Which lines of the records contain "ActionScript"? Collect every one of them.

** begin DATA **

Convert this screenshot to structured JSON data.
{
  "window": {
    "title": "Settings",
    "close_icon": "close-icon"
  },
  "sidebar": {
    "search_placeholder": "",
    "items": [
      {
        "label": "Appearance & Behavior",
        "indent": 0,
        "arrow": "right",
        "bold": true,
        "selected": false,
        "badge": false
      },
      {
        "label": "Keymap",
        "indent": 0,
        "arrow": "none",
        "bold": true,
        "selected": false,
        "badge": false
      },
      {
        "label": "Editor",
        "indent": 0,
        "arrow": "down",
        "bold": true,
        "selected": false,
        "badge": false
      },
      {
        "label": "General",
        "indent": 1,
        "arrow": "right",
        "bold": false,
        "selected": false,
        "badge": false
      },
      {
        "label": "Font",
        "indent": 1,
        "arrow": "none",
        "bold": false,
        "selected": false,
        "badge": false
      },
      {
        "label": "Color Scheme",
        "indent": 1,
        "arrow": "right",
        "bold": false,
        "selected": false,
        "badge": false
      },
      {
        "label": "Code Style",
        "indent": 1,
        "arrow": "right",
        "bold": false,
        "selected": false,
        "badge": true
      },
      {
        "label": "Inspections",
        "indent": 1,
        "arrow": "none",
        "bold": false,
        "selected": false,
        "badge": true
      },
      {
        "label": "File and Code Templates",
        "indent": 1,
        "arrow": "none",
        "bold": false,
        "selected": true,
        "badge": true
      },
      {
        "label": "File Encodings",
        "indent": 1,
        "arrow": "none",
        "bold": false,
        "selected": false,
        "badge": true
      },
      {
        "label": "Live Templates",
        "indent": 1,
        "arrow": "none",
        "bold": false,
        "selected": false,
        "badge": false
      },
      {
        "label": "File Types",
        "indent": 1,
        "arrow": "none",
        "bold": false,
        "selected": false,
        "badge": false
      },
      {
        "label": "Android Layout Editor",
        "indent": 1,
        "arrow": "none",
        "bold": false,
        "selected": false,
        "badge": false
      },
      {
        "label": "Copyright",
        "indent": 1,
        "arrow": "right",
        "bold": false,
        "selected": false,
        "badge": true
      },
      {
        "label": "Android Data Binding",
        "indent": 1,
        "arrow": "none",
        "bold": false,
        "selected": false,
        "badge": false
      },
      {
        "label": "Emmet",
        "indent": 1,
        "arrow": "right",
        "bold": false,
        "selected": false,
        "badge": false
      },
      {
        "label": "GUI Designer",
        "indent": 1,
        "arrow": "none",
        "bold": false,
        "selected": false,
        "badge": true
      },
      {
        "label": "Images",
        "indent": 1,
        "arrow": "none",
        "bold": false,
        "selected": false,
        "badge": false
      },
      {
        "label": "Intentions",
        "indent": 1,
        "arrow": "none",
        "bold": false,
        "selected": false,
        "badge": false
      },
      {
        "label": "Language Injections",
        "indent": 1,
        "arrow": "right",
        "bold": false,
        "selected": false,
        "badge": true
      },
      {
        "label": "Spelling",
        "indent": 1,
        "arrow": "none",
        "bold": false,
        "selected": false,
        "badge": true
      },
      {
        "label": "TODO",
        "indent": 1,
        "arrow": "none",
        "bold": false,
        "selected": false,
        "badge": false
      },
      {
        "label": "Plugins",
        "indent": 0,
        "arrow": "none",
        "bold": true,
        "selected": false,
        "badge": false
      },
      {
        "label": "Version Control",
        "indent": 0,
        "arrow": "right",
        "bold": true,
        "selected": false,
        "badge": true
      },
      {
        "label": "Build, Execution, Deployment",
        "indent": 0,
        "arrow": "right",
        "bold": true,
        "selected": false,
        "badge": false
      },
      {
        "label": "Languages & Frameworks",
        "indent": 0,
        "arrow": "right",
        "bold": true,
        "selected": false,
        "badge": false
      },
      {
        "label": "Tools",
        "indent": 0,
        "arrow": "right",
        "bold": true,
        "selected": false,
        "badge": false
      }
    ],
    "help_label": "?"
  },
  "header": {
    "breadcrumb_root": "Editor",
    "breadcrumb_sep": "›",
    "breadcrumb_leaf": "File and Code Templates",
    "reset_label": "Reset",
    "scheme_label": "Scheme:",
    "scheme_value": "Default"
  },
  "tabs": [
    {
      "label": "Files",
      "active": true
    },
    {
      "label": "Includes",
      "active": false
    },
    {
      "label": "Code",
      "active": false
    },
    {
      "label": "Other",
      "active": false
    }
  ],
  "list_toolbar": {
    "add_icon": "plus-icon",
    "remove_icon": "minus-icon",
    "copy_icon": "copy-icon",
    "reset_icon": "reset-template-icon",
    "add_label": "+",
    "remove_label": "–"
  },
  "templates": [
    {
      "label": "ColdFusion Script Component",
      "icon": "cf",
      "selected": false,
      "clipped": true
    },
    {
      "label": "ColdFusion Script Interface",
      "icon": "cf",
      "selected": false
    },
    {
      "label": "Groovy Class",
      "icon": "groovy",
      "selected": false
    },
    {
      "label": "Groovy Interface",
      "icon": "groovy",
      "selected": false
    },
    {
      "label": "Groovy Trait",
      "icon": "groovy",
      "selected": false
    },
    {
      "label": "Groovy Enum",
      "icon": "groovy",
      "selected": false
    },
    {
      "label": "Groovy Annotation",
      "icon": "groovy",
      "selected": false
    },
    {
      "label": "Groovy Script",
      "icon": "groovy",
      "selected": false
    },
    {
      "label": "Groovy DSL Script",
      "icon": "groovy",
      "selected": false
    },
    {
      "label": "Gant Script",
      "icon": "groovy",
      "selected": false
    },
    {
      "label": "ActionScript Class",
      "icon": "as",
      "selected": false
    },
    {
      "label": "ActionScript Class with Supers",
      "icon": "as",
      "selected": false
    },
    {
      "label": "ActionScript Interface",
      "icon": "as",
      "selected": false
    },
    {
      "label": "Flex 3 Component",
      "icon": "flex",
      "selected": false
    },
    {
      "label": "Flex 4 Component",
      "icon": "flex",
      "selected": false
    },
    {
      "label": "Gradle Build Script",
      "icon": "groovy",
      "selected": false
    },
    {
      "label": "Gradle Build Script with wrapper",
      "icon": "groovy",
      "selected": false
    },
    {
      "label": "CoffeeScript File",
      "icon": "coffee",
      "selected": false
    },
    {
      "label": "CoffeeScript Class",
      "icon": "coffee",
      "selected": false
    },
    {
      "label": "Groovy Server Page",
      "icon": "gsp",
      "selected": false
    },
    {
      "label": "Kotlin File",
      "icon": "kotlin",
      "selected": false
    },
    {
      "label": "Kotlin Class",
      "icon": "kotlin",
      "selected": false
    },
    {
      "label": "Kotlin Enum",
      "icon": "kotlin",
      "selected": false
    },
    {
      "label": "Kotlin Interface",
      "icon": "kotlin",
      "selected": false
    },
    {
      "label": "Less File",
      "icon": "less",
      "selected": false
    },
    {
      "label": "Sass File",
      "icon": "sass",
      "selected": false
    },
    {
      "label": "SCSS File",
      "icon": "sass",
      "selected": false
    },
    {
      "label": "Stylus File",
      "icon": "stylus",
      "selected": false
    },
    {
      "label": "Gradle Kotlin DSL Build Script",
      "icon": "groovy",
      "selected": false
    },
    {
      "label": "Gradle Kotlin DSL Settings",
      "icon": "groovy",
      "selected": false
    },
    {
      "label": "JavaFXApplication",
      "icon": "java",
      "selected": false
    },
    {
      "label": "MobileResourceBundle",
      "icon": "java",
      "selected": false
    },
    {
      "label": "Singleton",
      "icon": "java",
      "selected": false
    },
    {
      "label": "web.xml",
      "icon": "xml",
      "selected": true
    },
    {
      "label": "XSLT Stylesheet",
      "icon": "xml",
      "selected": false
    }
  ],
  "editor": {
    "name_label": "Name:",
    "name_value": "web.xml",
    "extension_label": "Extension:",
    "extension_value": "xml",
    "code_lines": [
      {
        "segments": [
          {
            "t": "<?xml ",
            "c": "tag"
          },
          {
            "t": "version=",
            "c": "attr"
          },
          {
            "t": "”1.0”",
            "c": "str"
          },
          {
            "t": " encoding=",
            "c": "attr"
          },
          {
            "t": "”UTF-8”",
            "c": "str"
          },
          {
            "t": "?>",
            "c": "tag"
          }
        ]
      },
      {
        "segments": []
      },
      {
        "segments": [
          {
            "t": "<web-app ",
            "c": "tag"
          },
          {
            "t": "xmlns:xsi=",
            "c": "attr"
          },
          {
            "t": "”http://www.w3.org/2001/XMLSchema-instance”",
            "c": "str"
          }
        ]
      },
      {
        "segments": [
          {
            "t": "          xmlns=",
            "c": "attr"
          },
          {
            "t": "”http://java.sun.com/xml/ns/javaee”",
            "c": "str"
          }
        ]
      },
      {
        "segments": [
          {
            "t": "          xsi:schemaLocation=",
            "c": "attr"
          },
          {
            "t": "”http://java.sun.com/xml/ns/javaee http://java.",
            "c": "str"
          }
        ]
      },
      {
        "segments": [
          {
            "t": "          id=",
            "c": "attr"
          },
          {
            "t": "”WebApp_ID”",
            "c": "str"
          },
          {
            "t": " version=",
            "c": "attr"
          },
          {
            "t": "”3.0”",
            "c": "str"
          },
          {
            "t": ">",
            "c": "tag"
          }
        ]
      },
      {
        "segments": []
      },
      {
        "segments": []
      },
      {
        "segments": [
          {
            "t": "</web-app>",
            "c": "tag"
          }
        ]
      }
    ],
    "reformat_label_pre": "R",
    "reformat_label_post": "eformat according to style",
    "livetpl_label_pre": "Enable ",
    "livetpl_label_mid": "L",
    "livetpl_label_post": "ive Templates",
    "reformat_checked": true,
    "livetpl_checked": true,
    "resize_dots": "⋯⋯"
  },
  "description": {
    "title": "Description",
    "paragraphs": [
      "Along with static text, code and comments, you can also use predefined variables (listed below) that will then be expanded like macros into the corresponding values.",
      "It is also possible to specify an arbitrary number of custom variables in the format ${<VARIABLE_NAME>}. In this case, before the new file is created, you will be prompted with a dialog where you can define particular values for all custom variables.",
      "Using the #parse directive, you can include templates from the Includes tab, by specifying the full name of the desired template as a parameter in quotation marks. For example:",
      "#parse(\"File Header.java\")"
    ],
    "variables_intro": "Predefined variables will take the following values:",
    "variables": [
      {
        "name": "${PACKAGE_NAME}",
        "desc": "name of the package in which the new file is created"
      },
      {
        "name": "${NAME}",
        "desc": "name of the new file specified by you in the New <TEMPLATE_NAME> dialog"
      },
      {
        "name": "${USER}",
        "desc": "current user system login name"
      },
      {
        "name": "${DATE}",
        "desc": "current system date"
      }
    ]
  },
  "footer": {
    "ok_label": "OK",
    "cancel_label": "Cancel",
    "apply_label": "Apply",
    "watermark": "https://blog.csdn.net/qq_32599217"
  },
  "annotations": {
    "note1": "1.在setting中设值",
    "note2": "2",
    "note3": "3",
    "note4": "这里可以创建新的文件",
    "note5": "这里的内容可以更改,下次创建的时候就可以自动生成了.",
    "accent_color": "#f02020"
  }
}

** end DATA **

COMPLETE RESPONSE:
      "label": "ActionScript Class",
      "label": "ActionScript Class with Supers",
      "label": "ActionScript Interface",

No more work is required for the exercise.